◆ **Exercise brief**
Retype everything in the listing, leaving each line exactly as it is.

(Records)

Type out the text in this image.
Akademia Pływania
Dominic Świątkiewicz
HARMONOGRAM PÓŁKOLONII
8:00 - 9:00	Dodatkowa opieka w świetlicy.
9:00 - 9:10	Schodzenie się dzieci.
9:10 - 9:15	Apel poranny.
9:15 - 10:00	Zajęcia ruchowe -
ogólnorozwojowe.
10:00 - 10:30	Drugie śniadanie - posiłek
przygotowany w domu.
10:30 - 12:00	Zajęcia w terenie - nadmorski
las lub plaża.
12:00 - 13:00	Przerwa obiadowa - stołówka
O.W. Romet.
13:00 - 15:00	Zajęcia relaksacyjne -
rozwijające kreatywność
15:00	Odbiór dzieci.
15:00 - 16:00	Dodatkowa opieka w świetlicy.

◆ **Solution for this task**
Type out the text in this image.
Akademia Pływania
Dominic Świątkiewicz
HARMONOGRAM PÓŁKOLONII
8:00 - 9:00	Dodatkowa opieka w świetlicy.
9:00 - 9:10	Schodzenie się dzieci.
9:10 - 9:15	Apel poranny.
9:15 - 10:00	Zajęcia ruchowe -
ogólnorozwojowe.
10:00 - 10:30	Drugie śniadanie - posiłek
przygotowany w domu.
10:30 - 12:00	Zajęcia w terenie - nadmorski
las lub plaża.
12:00 - 13:00	Przerwa obiadowa - stołówka
O.W. Romet.
13:00 - 15:00	Zajęcia relaksacyjne -
rozwijające kreatywność
15:00	Odbiór dzieci.
15:00 - 16:00	Dodatkowa opieka w świetlicy.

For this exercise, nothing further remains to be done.